Written exercise:
Return each line holding the string "HIRS".

Items from a data source
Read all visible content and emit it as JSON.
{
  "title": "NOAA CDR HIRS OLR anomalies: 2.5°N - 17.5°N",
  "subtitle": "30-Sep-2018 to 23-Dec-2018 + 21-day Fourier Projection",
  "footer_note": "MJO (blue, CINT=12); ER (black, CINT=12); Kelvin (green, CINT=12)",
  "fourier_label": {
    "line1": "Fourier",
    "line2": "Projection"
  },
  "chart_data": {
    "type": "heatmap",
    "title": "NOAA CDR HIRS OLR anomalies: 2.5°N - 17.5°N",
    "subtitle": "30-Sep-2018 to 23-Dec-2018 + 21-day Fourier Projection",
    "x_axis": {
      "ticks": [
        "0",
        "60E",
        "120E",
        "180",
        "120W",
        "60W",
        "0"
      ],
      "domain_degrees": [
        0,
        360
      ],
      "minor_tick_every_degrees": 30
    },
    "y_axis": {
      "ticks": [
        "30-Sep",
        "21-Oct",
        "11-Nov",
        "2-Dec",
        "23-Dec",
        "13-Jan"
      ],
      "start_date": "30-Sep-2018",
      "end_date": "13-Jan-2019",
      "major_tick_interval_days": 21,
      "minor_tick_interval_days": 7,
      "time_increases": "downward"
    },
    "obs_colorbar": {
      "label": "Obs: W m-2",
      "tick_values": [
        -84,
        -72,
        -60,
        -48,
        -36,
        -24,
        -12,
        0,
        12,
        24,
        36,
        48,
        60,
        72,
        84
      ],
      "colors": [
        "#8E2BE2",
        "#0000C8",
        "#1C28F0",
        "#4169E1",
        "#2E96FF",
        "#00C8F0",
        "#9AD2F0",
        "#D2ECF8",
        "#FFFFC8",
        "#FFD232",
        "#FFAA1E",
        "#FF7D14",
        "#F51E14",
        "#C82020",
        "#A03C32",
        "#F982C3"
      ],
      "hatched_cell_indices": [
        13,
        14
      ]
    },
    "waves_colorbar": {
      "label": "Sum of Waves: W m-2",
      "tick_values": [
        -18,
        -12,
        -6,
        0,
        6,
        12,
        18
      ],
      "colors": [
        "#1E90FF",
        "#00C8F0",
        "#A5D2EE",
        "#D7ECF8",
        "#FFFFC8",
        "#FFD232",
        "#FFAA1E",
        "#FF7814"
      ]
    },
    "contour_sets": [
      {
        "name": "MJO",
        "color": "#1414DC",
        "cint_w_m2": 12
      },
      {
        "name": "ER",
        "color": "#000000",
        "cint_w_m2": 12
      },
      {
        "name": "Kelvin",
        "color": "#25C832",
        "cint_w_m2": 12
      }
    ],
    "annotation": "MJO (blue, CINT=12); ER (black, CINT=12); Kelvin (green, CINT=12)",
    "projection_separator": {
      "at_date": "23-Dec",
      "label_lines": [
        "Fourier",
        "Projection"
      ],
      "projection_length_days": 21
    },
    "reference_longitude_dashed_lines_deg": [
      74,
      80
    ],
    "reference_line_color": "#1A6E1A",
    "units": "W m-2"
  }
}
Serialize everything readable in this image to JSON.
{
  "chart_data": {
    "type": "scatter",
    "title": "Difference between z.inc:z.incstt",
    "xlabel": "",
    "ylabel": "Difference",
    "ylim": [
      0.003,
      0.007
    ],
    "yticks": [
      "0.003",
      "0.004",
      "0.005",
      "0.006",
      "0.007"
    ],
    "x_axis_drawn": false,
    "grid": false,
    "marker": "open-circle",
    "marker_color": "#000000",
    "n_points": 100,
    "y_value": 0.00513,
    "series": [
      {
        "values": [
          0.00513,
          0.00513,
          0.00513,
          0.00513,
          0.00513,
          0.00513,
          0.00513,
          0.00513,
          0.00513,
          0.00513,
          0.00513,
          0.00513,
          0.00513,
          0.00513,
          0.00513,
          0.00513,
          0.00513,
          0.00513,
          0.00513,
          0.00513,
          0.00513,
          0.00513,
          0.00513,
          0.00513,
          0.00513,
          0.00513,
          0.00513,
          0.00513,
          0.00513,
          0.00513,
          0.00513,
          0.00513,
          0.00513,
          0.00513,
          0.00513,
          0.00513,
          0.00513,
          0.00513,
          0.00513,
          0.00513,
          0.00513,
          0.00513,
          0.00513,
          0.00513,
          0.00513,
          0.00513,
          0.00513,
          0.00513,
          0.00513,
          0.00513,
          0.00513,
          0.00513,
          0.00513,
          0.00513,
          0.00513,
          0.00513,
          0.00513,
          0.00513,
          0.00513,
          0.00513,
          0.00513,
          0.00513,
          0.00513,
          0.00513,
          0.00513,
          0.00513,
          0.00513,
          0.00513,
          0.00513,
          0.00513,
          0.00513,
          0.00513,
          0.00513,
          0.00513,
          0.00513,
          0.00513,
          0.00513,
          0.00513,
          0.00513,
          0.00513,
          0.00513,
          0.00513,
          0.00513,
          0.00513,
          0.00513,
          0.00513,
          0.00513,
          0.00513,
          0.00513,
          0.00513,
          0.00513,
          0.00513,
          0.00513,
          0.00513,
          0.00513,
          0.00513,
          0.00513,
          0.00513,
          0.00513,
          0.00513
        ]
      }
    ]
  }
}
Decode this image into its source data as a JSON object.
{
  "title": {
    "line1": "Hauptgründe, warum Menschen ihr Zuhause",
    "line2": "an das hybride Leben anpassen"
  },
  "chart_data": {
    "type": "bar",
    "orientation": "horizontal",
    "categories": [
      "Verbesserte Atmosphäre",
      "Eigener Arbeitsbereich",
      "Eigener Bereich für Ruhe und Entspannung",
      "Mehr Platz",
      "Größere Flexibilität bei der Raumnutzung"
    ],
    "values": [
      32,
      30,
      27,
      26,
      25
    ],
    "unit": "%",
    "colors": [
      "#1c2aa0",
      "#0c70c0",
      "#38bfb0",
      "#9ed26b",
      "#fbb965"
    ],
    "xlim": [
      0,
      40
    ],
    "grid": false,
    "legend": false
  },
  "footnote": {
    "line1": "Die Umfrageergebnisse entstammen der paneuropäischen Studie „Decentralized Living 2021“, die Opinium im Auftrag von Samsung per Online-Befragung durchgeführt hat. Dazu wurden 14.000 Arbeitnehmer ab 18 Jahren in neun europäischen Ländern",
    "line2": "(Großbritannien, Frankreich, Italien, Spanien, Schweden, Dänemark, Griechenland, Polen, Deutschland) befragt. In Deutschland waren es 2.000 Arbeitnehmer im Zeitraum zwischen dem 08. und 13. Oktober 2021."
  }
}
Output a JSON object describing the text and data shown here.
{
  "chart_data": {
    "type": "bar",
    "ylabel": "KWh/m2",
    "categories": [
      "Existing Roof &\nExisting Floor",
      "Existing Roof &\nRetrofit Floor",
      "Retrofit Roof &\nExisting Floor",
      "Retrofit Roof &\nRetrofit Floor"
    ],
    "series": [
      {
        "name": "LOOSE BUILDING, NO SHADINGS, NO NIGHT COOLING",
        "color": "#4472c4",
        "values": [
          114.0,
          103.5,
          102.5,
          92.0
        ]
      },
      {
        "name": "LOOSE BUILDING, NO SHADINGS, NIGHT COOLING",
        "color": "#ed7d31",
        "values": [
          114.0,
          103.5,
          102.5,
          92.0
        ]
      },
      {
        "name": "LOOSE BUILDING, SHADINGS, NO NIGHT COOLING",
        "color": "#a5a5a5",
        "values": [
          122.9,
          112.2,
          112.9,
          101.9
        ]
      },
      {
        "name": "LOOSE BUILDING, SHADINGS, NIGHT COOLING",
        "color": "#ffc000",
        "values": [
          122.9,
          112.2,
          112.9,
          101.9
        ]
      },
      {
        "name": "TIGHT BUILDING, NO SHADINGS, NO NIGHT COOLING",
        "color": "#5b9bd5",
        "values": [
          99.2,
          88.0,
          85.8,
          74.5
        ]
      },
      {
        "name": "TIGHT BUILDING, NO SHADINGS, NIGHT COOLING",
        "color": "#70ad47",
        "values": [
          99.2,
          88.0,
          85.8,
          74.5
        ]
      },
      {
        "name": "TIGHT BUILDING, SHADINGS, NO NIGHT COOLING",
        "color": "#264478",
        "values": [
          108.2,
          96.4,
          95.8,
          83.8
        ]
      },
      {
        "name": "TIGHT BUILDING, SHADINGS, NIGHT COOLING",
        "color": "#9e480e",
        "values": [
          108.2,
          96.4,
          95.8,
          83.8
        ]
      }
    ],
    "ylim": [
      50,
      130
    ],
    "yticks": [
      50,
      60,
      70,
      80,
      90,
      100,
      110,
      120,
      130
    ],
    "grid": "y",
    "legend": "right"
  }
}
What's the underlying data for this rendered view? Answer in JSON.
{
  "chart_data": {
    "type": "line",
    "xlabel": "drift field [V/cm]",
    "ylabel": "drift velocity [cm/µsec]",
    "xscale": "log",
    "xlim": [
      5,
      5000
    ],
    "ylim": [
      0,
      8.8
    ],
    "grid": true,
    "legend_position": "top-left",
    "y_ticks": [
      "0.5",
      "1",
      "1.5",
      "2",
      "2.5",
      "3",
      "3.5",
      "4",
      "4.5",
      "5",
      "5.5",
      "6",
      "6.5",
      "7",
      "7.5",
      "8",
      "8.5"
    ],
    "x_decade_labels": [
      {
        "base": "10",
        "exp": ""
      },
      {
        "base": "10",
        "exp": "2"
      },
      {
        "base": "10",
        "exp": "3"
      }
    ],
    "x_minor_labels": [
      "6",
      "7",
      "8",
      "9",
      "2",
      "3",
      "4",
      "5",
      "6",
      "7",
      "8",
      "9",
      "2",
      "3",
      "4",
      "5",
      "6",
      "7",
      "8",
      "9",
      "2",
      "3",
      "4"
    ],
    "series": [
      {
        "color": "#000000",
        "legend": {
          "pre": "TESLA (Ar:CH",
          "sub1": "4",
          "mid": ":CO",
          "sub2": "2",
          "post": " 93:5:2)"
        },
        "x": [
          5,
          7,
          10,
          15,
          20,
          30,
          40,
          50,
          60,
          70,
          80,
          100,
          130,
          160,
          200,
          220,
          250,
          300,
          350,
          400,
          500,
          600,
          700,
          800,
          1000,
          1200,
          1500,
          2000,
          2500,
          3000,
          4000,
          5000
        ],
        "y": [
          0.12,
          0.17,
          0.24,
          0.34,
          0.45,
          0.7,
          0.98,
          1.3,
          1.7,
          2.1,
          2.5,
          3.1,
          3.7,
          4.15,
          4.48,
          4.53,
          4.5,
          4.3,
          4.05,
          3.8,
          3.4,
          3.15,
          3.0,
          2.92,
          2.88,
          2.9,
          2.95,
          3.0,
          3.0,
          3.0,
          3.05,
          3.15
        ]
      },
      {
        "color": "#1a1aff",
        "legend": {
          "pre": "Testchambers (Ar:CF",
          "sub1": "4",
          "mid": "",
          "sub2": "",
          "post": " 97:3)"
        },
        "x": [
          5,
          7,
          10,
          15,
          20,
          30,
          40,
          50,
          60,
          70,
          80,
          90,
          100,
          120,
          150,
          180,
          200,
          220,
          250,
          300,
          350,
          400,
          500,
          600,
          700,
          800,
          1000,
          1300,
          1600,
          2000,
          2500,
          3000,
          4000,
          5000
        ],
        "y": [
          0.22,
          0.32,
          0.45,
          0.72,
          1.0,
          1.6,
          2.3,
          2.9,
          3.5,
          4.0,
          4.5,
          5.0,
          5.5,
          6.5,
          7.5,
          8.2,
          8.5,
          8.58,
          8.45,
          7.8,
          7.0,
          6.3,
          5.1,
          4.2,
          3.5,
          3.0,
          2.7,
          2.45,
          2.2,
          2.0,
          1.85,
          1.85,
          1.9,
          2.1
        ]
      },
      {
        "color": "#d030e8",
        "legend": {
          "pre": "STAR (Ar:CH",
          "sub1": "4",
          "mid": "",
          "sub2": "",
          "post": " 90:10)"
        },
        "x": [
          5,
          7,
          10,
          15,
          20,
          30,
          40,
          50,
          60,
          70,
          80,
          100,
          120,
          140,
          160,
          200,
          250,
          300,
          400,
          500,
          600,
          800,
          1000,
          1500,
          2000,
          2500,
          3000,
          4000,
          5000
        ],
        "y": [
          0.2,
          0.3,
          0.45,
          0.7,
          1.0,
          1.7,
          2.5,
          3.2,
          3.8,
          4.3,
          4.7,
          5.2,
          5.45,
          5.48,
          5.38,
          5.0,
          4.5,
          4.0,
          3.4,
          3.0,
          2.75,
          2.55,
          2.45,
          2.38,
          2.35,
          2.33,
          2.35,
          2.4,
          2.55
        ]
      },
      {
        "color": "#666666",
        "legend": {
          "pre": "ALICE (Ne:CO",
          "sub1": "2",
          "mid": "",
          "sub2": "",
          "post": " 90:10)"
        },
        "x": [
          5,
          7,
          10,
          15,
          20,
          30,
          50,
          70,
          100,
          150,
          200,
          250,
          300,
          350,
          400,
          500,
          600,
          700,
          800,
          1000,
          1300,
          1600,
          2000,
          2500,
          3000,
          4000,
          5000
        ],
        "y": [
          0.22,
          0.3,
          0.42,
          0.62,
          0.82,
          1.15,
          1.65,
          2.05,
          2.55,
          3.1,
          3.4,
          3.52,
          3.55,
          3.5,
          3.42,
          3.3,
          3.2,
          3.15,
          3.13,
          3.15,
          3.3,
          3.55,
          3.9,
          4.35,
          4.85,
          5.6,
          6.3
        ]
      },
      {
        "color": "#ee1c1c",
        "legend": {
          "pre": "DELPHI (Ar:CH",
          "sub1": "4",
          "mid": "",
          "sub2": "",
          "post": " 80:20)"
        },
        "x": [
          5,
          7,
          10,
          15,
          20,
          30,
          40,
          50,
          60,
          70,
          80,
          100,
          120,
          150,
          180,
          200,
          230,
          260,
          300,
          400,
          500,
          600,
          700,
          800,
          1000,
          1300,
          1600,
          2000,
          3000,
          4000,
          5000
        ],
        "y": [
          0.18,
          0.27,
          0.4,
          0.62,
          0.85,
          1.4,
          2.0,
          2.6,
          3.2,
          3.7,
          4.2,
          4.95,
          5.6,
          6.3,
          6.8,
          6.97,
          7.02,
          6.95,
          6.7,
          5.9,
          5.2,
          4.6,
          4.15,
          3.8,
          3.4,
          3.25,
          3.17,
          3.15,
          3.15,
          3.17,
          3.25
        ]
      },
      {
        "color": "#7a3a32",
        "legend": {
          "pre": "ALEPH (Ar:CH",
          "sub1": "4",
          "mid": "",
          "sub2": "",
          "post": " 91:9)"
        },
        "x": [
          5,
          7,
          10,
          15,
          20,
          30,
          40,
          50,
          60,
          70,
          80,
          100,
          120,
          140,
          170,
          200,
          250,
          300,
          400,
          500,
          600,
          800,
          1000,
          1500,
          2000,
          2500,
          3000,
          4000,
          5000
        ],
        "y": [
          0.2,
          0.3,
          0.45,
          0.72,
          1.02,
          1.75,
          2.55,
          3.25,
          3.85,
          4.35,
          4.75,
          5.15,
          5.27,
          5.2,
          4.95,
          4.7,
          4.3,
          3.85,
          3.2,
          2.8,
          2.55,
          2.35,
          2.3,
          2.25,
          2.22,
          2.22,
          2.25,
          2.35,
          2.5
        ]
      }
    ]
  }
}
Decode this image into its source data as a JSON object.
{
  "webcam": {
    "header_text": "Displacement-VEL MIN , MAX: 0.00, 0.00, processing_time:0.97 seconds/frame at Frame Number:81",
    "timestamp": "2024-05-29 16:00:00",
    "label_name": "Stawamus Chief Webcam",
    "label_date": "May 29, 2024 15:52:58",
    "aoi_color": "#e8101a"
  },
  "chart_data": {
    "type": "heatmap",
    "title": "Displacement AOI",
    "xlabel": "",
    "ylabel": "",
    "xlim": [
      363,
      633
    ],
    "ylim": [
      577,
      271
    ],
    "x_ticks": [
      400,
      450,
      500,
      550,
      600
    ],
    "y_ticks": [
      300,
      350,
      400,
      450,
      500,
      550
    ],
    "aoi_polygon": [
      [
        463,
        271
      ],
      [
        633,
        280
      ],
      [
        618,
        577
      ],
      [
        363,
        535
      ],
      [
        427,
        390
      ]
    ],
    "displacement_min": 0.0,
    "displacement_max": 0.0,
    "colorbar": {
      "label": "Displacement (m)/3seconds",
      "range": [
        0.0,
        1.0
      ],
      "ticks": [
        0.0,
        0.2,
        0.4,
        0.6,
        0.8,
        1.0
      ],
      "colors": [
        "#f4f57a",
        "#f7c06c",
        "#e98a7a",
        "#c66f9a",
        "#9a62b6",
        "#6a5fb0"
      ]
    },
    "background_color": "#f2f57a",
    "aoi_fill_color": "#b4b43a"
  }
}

Worked answer:
  "title": "NOAA CDR HIRS OLR anomalies: 2.5°N - 17.5°N",
    "title": "NOAA CDR HIRS OLR anomalies: 2.5°N - 17.5°N",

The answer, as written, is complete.